* [Task prompt]: Render the records from the line with "474, 1129, 520]" up to and including the line with "chevron-down-icon[interactable] [1096, 237, 1109, 249]" as a Markdown table with the columns Row and Text, where Row numbers each line and Text holds the line itself. Leave out blank lines and any lines outside that span.

## Start

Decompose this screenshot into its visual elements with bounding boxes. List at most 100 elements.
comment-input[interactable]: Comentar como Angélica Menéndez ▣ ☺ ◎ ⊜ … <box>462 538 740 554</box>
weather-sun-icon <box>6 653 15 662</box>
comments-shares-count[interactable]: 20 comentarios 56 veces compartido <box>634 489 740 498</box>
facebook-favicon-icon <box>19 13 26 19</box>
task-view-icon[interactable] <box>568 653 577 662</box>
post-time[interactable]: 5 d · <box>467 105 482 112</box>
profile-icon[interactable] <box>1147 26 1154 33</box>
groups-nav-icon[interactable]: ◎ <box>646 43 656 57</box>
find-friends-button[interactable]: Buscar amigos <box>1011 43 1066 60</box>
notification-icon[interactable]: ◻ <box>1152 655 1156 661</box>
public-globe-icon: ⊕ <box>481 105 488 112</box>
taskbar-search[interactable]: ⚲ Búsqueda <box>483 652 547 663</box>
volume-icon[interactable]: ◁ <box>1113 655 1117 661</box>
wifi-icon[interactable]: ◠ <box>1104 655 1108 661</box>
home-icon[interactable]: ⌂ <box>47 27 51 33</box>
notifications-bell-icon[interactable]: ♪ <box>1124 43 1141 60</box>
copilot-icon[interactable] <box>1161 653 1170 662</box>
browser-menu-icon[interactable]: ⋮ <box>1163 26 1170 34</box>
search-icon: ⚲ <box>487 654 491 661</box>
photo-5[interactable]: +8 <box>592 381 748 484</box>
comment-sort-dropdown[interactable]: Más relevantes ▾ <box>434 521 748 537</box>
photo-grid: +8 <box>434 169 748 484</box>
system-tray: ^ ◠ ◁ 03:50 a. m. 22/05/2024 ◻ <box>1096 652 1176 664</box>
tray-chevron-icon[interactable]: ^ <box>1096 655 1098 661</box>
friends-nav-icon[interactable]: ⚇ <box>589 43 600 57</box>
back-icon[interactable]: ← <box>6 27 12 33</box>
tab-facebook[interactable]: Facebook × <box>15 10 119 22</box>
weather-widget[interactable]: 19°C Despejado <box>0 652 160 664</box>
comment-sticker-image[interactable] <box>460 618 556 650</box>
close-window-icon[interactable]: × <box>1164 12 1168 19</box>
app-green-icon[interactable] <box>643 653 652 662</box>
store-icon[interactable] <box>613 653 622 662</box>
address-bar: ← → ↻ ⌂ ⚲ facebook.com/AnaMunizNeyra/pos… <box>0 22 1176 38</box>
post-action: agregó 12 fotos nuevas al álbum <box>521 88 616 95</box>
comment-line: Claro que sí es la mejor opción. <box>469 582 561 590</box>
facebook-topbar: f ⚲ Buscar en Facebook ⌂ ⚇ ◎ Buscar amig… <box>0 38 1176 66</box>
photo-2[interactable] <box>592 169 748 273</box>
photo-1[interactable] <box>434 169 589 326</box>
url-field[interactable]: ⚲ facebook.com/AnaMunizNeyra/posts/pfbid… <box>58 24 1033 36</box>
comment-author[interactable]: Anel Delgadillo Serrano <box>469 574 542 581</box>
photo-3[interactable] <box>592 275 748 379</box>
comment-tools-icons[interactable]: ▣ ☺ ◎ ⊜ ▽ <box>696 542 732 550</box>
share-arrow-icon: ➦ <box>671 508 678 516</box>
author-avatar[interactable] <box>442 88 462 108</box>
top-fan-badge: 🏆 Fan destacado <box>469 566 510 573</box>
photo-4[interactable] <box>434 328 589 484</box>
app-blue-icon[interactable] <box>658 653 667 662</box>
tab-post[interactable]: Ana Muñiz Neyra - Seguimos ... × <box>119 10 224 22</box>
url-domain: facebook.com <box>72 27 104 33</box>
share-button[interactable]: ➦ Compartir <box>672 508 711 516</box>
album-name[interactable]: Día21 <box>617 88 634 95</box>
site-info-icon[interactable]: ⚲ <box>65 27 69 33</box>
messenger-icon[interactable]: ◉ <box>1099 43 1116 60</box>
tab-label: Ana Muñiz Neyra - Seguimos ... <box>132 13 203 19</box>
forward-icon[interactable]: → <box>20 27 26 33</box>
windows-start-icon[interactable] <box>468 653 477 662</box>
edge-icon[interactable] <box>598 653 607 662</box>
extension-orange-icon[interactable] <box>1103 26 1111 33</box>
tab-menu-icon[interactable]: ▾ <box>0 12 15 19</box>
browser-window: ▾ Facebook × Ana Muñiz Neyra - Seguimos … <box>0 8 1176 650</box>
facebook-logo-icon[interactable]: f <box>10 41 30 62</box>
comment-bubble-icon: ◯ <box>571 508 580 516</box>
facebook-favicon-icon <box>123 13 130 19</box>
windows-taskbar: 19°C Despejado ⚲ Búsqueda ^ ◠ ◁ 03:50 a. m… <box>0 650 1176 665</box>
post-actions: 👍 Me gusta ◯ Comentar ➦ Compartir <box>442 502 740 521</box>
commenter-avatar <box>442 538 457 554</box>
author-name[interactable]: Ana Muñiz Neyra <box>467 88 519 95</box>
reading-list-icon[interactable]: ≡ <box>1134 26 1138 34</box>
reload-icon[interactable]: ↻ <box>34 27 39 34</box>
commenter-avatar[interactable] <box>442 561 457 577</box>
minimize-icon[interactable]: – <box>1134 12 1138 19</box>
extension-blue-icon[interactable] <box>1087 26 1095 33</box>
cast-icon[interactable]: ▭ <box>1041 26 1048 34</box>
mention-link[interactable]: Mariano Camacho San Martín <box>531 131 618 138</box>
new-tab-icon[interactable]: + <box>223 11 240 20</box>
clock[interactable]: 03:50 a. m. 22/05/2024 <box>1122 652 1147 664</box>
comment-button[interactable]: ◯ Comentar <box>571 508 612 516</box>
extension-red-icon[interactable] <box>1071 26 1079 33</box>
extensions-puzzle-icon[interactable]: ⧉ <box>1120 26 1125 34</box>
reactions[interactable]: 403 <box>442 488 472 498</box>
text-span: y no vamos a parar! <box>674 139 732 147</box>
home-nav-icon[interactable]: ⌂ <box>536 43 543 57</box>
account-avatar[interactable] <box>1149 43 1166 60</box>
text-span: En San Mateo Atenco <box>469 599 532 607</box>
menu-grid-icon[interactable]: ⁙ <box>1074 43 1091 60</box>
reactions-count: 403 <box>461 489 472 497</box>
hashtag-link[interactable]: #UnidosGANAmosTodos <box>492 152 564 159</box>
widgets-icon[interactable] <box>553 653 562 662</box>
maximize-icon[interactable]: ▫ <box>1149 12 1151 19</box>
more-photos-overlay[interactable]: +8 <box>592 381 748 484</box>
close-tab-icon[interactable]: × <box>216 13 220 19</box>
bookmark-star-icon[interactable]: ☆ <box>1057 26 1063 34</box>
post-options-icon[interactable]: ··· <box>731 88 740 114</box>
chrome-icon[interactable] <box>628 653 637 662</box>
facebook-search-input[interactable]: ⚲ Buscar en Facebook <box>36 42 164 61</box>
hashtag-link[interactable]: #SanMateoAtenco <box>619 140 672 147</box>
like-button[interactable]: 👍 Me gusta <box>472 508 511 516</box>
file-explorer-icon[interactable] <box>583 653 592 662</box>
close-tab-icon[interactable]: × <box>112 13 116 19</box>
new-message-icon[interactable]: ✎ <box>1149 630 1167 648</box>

## End
## Start

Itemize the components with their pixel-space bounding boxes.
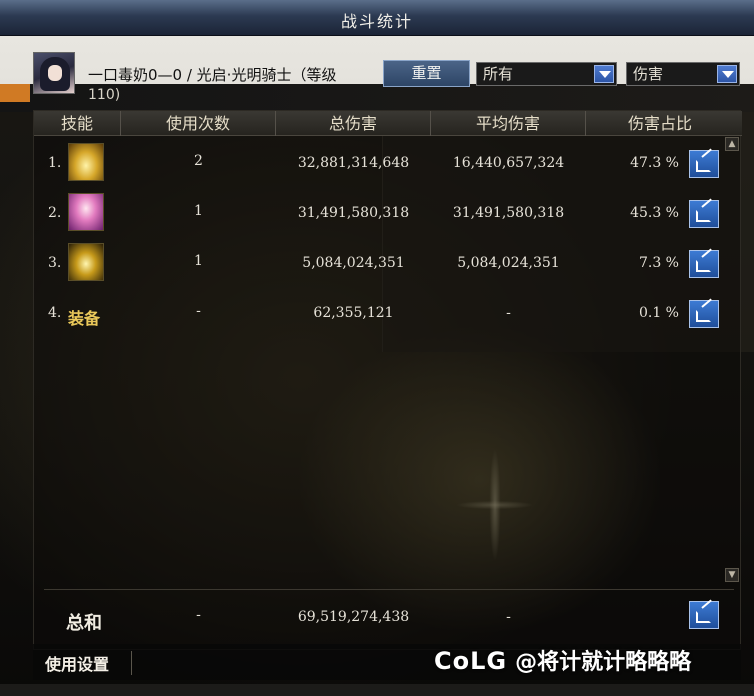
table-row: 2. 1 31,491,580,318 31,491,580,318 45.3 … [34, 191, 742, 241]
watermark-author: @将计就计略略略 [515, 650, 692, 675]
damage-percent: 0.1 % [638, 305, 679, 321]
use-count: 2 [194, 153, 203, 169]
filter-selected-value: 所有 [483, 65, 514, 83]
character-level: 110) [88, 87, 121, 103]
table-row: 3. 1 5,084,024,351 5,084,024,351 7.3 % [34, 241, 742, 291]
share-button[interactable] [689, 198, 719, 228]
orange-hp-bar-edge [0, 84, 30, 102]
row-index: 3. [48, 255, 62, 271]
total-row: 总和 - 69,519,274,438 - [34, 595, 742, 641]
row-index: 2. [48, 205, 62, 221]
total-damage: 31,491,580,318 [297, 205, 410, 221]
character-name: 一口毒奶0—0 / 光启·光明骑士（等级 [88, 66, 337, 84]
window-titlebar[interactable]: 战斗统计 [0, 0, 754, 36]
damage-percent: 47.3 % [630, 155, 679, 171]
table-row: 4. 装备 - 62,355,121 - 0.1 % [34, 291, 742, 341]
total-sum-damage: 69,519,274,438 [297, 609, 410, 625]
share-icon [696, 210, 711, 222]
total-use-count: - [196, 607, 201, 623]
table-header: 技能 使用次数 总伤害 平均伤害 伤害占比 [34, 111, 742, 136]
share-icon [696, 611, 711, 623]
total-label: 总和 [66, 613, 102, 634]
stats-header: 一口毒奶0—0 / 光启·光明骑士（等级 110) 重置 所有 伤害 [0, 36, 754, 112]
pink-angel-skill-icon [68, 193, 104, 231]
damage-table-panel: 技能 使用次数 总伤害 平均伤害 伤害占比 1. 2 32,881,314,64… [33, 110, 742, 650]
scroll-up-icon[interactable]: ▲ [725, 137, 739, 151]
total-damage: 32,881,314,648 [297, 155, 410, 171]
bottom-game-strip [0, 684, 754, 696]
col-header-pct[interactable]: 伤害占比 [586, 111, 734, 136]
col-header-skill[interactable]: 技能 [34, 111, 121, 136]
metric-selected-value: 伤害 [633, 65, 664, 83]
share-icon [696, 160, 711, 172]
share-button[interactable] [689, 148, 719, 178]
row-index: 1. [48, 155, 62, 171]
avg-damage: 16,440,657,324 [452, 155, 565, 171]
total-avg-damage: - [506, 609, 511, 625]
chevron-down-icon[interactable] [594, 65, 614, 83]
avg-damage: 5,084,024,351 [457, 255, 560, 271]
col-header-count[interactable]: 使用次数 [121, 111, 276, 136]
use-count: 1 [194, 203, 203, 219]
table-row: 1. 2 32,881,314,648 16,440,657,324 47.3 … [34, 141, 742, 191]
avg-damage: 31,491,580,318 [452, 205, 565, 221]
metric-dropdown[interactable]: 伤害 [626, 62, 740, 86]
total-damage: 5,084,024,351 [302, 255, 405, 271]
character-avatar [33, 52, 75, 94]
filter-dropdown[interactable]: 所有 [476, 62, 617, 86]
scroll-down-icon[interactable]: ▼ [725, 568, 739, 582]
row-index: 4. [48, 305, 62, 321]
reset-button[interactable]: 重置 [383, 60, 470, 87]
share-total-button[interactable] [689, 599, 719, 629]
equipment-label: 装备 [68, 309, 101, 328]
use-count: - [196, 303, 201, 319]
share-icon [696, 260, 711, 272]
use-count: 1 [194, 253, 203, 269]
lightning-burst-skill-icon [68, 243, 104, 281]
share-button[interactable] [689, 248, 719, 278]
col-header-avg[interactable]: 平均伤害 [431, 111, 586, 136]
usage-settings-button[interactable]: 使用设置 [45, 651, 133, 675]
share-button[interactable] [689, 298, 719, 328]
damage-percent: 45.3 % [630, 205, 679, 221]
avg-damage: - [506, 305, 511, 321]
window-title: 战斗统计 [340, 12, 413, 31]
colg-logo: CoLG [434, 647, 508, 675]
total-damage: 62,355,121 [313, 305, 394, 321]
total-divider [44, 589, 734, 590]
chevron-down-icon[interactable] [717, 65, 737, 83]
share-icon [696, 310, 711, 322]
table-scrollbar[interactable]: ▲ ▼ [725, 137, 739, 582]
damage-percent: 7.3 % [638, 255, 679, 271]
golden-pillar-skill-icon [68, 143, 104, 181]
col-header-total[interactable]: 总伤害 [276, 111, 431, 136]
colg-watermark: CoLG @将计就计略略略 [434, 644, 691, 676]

## End
## Start

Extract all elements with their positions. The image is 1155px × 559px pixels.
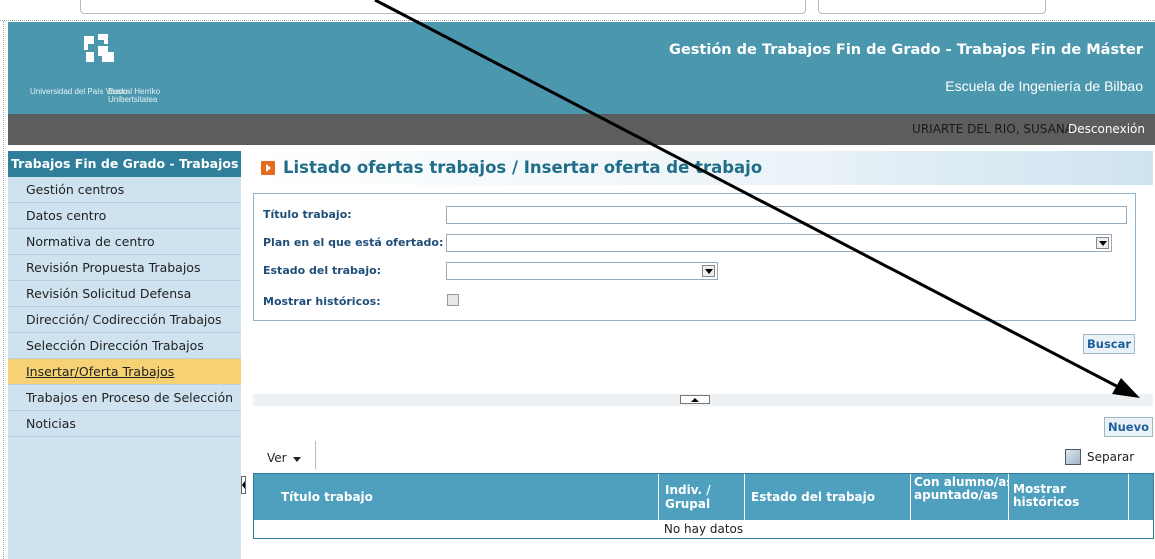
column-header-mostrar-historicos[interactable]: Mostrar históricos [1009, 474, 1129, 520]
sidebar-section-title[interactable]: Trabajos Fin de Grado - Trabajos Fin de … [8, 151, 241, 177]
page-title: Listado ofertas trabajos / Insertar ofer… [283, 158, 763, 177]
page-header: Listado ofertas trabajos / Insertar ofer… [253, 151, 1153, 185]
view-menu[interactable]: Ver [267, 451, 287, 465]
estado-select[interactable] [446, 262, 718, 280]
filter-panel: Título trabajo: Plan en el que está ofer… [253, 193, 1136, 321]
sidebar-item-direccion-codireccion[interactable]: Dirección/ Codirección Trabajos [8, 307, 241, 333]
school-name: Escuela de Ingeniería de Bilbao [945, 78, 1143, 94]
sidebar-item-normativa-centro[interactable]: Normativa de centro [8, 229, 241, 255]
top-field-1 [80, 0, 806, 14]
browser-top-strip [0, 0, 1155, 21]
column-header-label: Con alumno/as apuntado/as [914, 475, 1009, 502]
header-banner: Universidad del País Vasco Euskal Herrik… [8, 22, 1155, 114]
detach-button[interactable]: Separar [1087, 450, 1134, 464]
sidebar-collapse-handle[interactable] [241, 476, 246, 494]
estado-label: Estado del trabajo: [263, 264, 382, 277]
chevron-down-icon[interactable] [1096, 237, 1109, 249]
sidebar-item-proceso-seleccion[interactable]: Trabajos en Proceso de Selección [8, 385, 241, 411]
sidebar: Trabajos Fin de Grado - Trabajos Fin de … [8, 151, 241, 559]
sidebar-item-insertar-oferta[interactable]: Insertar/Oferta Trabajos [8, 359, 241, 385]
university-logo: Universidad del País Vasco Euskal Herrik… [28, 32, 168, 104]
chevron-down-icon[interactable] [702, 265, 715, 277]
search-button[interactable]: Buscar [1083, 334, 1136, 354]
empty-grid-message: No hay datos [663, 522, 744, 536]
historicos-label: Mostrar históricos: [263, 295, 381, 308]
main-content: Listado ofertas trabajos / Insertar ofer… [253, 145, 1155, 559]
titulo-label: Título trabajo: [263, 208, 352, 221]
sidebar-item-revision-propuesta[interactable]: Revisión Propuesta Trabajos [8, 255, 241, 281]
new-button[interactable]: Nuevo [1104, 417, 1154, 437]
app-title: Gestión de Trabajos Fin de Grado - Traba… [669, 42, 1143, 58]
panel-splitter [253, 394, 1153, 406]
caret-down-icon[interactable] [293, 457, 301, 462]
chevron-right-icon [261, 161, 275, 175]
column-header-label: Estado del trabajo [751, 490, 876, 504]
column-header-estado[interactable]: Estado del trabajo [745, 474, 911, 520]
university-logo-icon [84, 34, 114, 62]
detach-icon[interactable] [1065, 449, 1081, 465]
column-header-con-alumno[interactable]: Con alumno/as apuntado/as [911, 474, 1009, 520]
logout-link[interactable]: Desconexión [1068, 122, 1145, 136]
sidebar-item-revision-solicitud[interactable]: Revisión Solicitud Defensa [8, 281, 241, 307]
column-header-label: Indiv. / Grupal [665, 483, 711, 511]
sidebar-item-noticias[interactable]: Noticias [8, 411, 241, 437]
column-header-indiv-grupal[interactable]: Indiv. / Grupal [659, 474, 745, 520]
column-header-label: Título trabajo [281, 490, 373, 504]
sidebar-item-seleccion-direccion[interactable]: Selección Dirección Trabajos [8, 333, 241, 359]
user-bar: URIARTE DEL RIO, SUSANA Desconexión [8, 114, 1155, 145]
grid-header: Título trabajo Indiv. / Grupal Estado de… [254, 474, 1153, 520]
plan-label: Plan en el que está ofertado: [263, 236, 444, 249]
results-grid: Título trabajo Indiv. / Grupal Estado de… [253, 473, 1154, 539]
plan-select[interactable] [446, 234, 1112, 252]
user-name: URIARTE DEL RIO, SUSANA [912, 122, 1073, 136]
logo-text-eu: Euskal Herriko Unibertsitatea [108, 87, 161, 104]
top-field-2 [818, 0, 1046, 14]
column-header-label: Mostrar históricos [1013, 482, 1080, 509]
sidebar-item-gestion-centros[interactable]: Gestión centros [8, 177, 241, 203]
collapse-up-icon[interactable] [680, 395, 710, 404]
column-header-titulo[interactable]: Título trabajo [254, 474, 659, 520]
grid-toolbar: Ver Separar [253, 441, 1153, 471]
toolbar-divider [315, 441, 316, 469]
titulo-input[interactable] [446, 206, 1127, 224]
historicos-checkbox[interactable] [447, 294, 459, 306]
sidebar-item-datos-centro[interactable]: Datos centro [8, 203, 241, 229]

## End

* [Reply to the task]:
| Row | Text |
|---|---|
| 1 | column-header-mostrar-historicos[interactable]: Mostrar históricos [1009, 474, 1129, 520] |
| 2 | sidebar-section-title[interactable]: Trabajos Fin de Grado - Trabajos Fin de … [8, 151, 241, 177] |
| 3 | page-title: Listado ofertas trabajos / Insertar ofer… [283, 158, 763, 177] |
| 4 | page-header: Listado ofertas trabajos / Insertar ofer… [253, 151, 1153, 185] |
| 5 | view-menu[interactable]: Ver [267, 451, 287, 465] |
| 6 | estado-select[interactable] [446, 262, 718, 280] |
| 7 | filter-panel: Título trabajo: Plan en el que está ofer… [253, 193, 1136, 321] |
| 8 | sidebar-item-direccion-codireccion[interactable]: Dirección/ Codirección Trabajos [8, 307, 241, 333] |
| 9 | school-name: Escuela de Ingeniería de Bilbao [945, 78, 1143, 94] |
| 10 | sidebar-item-normativa-centro[interactable]: Normativa de centro [8, 229, 241, 255] |
| 11 | top-field-1 [80, 0, 806, 14] |
| 12 | browser-top-strip [0, 0, 1155, 21] |
| 13 | column-header-label: Con alumno/as apuntado/as [914, 475, 1009, 502] |
| 14 | header-banner: Universidad del País Vasco Euskal Herrik… [8, 22, 1155, 114] |
| 15 | detach-button[interactable]: Separar [1087, 450, 1134, 464] |
| 16 | sidebar-collapse-handle[interactable] [241, 476, 246, 494] |
| 17 | estado-label: Estado del trabajo: [263, 264, 382, 277] |
| 18 | chevron-down-icon[interactable] [1096, 237, 1109, 249] |